**Required work**
Pick out each line of the records that includes the string "marker", and copy it.

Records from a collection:
==================================================

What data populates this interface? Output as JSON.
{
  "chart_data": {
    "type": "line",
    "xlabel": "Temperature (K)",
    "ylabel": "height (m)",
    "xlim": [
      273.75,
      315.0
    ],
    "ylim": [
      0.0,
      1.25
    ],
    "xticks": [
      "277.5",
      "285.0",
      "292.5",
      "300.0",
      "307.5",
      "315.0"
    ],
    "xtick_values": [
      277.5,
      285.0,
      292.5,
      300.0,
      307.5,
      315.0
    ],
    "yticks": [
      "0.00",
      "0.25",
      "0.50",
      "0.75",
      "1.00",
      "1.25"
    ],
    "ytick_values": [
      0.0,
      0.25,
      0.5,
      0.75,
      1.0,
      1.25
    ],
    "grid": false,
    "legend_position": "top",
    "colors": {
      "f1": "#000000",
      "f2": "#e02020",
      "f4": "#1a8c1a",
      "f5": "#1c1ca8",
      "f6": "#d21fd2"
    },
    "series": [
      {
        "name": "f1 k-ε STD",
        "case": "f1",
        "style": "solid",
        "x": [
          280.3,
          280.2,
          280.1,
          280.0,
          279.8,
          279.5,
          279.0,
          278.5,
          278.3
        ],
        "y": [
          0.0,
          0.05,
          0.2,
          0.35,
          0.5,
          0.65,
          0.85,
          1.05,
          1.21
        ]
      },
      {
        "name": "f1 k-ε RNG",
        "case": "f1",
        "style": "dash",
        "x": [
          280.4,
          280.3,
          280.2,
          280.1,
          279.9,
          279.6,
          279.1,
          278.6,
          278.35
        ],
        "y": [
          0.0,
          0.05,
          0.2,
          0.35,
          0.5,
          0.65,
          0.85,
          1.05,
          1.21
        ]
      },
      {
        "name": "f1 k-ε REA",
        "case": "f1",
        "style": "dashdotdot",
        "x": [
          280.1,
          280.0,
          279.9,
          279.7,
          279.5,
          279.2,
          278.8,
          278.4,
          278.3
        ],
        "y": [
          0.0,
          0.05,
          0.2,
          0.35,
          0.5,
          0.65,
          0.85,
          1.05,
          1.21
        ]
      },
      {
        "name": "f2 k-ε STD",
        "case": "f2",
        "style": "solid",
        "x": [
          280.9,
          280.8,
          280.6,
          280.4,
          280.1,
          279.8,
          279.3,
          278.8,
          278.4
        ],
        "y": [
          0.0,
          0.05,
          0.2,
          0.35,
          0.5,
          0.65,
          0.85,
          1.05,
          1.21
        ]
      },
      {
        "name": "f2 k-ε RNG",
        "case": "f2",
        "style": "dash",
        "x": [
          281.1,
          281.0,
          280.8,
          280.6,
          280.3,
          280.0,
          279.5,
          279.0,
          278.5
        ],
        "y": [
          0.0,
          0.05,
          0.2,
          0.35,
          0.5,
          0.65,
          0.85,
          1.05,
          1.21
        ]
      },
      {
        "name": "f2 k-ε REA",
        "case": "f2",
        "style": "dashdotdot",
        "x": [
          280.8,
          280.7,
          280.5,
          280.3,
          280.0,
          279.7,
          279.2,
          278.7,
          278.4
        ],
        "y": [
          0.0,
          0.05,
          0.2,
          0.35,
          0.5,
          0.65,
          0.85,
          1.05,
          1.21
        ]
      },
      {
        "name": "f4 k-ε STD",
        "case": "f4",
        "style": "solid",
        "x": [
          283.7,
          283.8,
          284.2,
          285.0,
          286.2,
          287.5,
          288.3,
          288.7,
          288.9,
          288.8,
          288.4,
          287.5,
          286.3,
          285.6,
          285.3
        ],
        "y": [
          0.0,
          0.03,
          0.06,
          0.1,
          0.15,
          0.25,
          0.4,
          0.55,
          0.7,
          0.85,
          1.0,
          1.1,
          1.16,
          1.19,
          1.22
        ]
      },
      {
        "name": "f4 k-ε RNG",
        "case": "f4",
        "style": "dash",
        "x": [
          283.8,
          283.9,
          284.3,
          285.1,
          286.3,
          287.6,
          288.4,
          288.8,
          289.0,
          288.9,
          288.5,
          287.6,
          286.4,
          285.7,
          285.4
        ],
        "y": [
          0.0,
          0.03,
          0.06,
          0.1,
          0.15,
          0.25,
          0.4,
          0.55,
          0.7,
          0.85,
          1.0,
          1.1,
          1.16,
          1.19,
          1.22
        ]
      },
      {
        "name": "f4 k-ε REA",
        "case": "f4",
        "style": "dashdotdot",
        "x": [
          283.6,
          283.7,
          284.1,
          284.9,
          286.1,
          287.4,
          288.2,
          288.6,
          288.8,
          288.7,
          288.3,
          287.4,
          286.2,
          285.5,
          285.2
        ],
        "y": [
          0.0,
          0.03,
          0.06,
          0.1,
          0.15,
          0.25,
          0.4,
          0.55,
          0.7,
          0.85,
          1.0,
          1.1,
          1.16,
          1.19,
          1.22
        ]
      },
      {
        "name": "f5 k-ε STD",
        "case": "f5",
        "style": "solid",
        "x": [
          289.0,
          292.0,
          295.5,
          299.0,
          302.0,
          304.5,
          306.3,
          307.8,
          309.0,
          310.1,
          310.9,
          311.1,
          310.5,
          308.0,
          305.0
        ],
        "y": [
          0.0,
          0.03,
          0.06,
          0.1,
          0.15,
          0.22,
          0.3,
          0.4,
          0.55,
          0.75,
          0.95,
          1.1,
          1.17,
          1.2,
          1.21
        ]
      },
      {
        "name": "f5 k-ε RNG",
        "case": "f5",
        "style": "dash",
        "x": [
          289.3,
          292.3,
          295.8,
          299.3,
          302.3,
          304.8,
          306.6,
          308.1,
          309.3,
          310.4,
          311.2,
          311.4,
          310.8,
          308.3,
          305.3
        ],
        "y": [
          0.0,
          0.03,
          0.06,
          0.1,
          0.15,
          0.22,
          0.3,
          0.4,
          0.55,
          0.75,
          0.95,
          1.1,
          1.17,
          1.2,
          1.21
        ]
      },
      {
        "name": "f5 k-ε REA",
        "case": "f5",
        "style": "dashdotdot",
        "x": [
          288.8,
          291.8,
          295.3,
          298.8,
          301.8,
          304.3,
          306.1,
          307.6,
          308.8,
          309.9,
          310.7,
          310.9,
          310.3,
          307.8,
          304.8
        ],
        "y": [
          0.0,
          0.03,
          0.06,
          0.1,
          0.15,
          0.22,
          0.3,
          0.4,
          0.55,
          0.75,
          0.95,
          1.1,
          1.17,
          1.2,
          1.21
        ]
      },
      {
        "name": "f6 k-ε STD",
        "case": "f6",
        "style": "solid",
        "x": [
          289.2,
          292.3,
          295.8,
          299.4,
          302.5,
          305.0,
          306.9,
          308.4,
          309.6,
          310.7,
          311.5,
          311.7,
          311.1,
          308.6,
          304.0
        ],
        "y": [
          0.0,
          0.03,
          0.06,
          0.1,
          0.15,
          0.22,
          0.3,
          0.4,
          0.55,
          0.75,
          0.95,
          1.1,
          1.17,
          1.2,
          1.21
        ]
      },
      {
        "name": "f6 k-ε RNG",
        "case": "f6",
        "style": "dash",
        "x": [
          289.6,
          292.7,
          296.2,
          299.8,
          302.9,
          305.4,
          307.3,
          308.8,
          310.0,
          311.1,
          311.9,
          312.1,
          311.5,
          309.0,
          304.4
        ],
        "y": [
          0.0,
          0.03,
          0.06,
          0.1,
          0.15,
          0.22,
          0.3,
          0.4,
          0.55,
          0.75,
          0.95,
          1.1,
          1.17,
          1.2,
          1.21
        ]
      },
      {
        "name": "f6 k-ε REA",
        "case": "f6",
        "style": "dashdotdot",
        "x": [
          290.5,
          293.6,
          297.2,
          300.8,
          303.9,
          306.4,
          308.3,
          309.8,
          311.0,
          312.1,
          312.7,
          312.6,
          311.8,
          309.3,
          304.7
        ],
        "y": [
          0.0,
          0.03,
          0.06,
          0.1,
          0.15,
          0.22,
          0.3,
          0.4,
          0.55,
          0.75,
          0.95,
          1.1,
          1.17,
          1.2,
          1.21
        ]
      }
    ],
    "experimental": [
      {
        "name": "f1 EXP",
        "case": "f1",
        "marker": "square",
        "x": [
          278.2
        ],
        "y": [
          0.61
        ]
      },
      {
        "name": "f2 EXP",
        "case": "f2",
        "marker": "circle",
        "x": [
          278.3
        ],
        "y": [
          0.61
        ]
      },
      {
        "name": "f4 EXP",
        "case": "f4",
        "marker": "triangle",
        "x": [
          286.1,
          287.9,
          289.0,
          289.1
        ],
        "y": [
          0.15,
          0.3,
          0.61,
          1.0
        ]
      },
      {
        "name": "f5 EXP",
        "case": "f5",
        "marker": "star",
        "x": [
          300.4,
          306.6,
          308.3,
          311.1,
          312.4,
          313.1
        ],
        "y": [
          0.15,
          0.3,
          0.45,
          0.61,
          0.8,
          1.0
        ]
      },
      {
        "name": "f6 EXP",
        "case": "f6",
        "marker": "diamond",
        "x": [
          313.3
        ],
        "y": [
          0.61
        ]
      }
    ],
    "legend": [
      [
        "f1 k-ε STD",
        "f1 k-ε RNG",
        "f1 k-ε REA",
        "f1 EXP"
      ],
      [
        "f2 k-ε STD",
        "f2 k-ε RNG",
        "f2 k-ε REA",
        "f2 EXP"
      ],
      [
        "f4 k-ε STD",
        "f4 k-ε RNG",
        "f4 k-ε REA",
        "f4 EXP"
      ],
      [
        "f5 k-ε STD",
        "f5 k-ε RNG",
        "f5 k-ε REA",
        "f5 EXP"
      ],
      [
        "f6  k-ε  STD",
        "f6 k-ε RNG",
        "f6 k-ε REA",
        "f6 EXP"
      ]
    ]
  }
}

==================================================

**The response**
        "marker": "square",
        "marker": "circle",
        "marker": "triangle",
        "marker": "star",
        "marker": "diamond",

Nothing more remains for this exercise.